# Written task:
Scan the data. Collect each line that contains the word "DESIGN".

# Exercise data:
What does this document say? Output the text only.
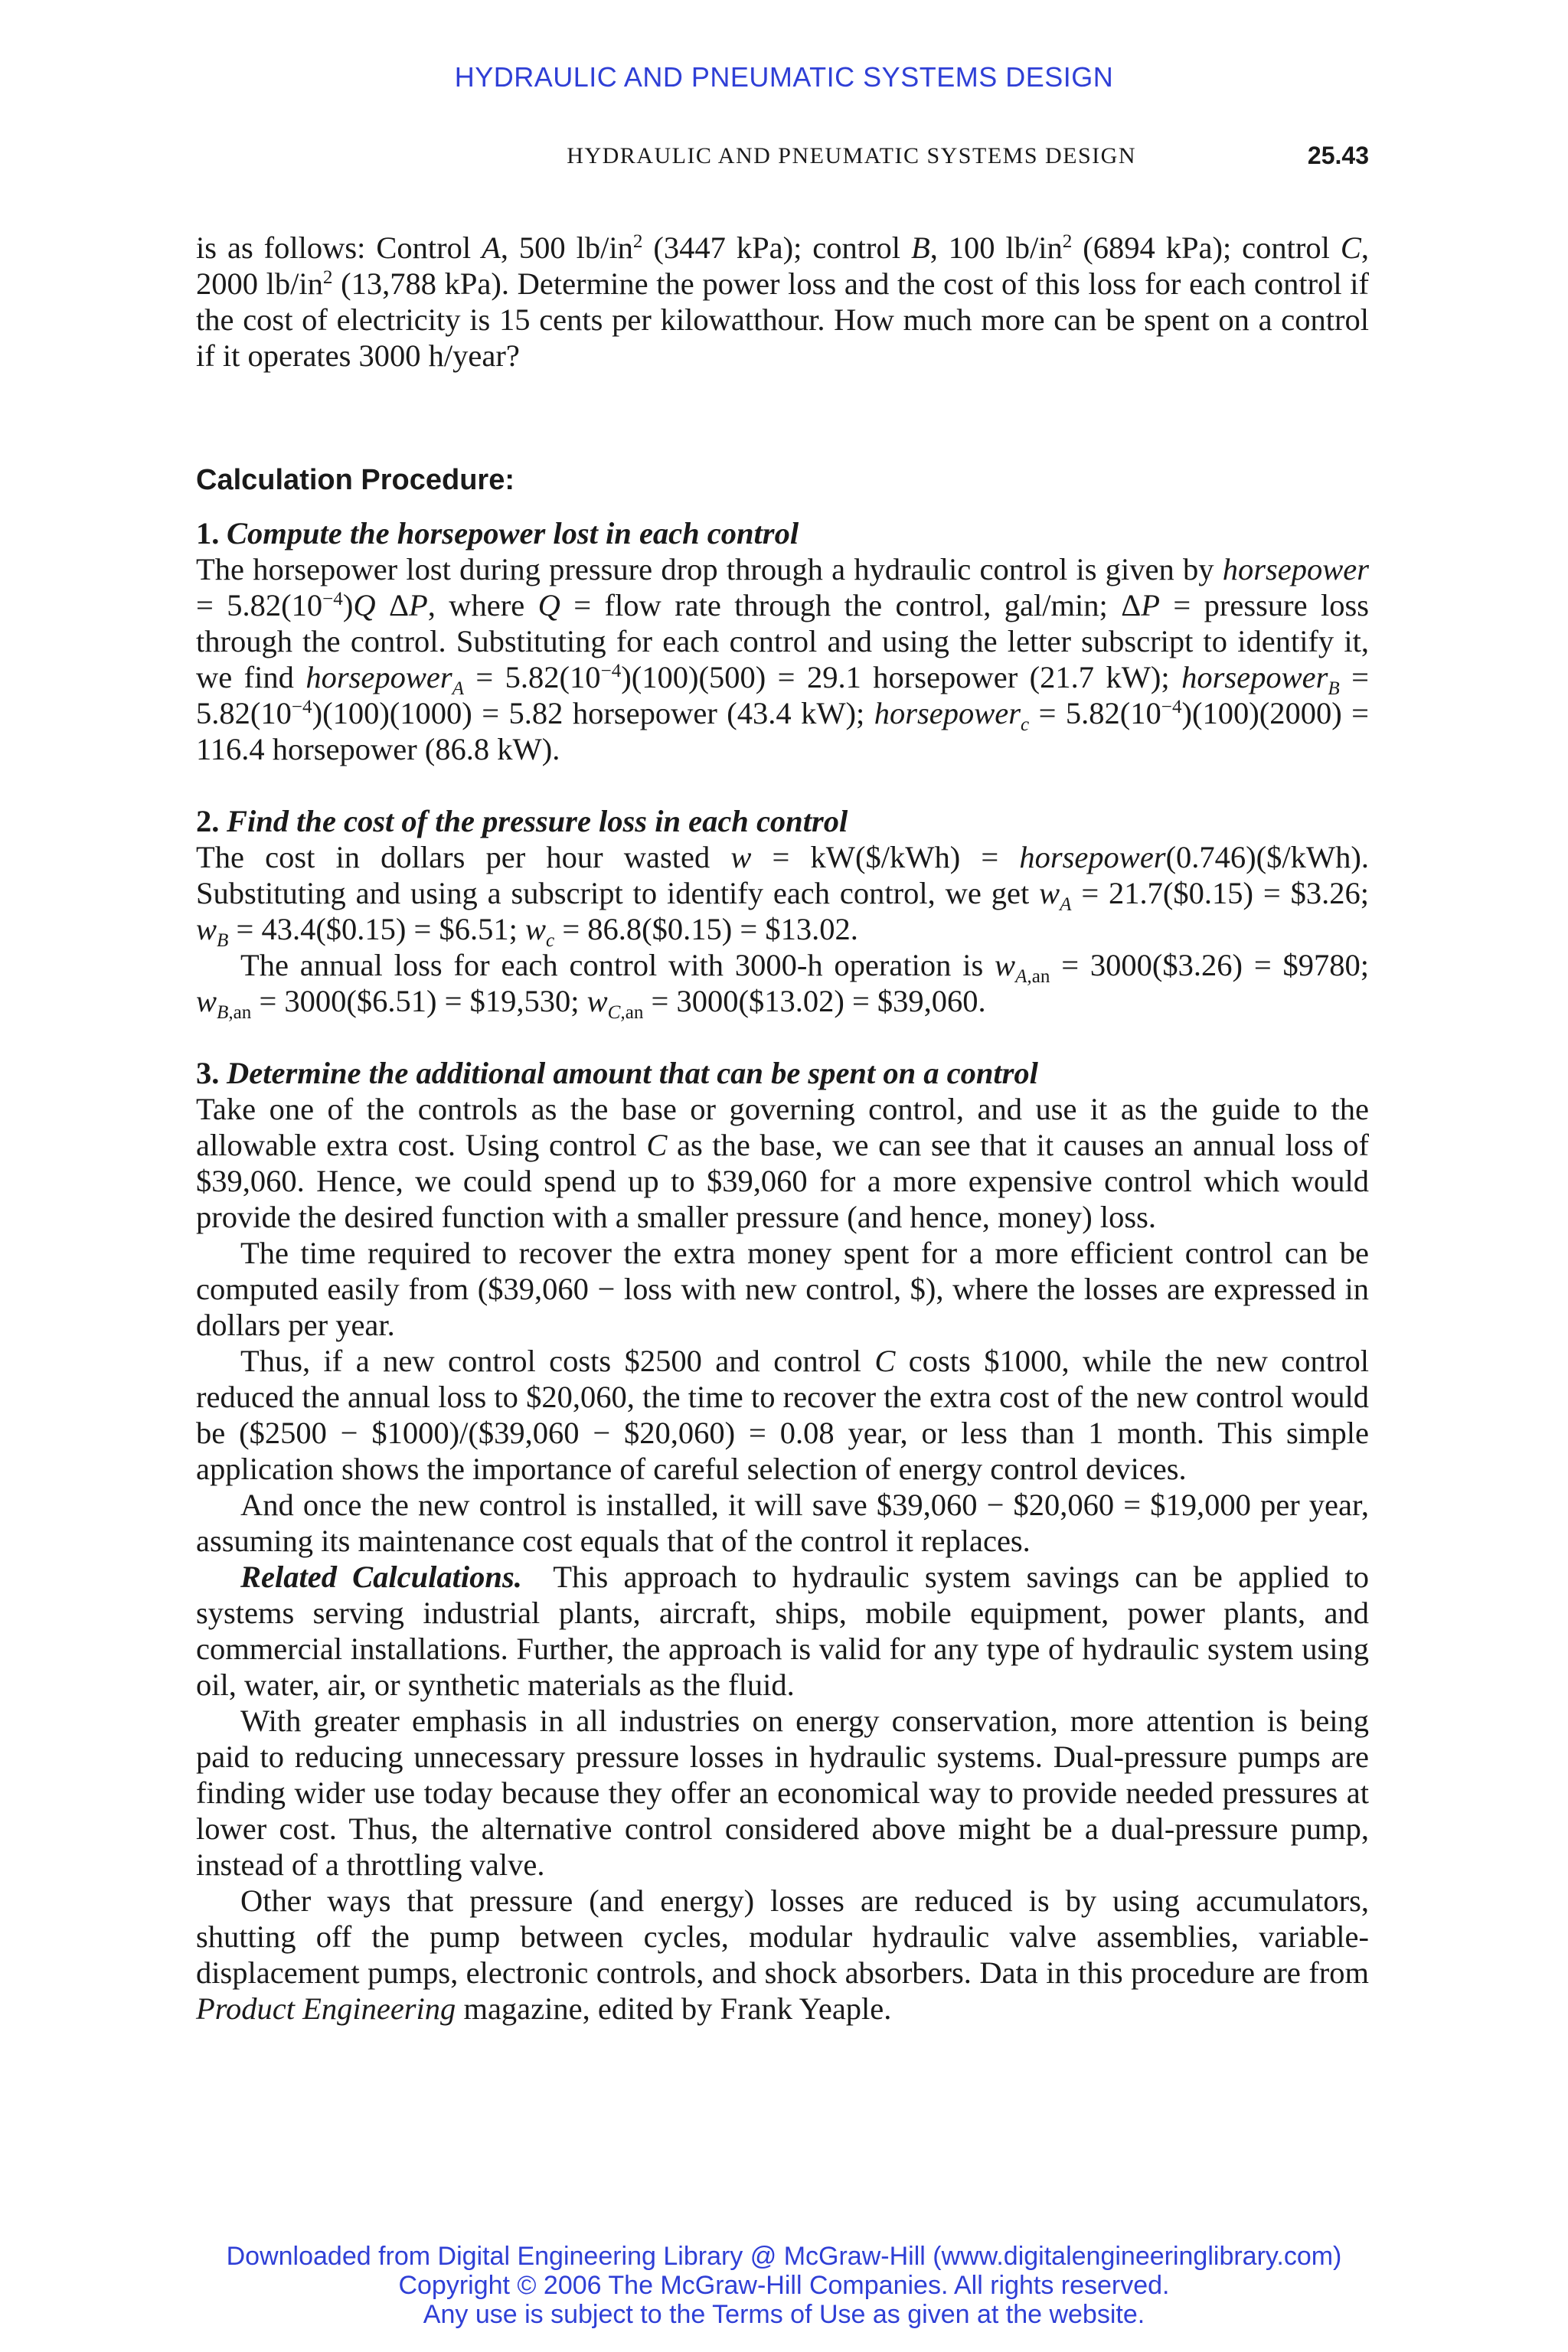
HYDRAULIC AND PNEUMATIC SYSTEMS DESIGN
HYDRAULIC AND PNEUMATIC SYSTEMS DESIGN	25.43

is as follows: Control A, 500 $lb/in^2$ (3447 kPa); control B, 100 $lb/in^2$ (6894 kPa); control C, 2000 $lb/in^2$ (13,788 kPa). Determine the power loss and the cost of this loss for each control if the cost of electricity is 15 cents per kilowatthour. How much more can be spent on a control if it operates 3000 h/year?

Calculation Procedure:

1. Compute the horsepower lost in each control

The horsepower lost during pressure drop through a hydraulic control is given by horsepower = $5.82(10^{-4})Q$ ΔP, where Q = flow rate through the control, gal/min; ΔP = pressure loss through the control. Substituting for each control and using the letter subscript to identify it, we find horsepower$_A$ = $5.82(10^{-4})(100)(500) = 29.1$ horsepower (21.7 kW); horsepower$_B$ = $5.82(10^{-4})(100)(1000) = 5.82$ horsepower (43.4 kW); horsepower$_c$ = $5.82(10^{-4})(100)(2000) = 116.4$ horsepower (86.8 kW).

2. Find the cost of the pressure loss in each control

The cost in dollars per hour wasted w = kW($/kWh) = horsepower(0.746)($/kWh). Substituting and using a subscript to identify each control, we get $w_A$ = 21.7($0.15) = $3.26; $w_B$ = 43.4($0.15) = $6.51; $w_c$ = 86.8($0.15) = $13.02.

The annual loss for each control with 3000-h operation is $w_{A,an}$ = 3000($3.26) = $9780; $w_{B,an}$ = 3000($6.51) = $19,530; $w_{C,an}$ = 3000($13.02) = $39,060.

3. Determine the additional amount that can be spent on a control

Take one of the controls as the base or governing control, and use it as the guide to the allowable extra cost. Using control C as the base, we can see that it causes an annual loss of $39,060. Hence, we could spend up to $39,060 for a more expensive control which would provide the desired function with a smaller pressure (and hence, money) loss.

The time required to recover the extra money spent for a more efficient control can be computed easily from ($39,060 − loss with new control, $), where the losses are expressed in dollars per year.

Thus, if a new control costs $2500 and control C costs $1000, while the new control reduced the annual loss to $20,060, the time to recover the extra cost of the new control would be ($2500 − $1000)/($39,060 − $20,060) = 0.08 year, or less than 1 month. This simple application shows the importance of careful selection of energy control devices.

And once the new control is installed, it will save $39,060 − $20,060 = $19,000 per year, assuming its maintenance cost equals that of the control it replaces.

Related Calculations. This approach to hydraulic system savings can be applied to systems serving industrial plants, aircraft, ships, mobile equipment, power plants, and commercial installations. Further, the approach is valid for any type of hydraulic system using oil, water, air, or synthetic materials as the fluid.

With greater emphasis in all industries on energy conservation, more attention is being paid to reducing unnecessary pressure losses in hydraulic systems. Dual-pressure pumps are finding wider use today because they offer an economical way to provide needed pressures at lower cost. Thus, the alternative control considered above might be a dual-pressure pump, instead of a throttling valve.

Other ways that pressure (and energy) losses are reduced is by using accumulators, shutting off the pump between cycles, modular hydraulic valve assemblies, variable-displacement pumps, electronic controls, and shock absorbers. Data in this procedure are from Product Engineering magazine, edited by Frank Yeaple.

Downloaded from Digital Engineering Library @ McGraw-Hill (www.digitalengineeringlibrary.com)
Copyright © 2006 The McGraw-Hill Companies. All rights reserved.
Any use is subject to the Terms of Use as given at the website.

# Solution:
HYDRAULIC AND PNEUMATIC SYSTEMS DESIGN
HYDRAULIC AND PNEUMATIC SYSTEMS DESIGN	25.43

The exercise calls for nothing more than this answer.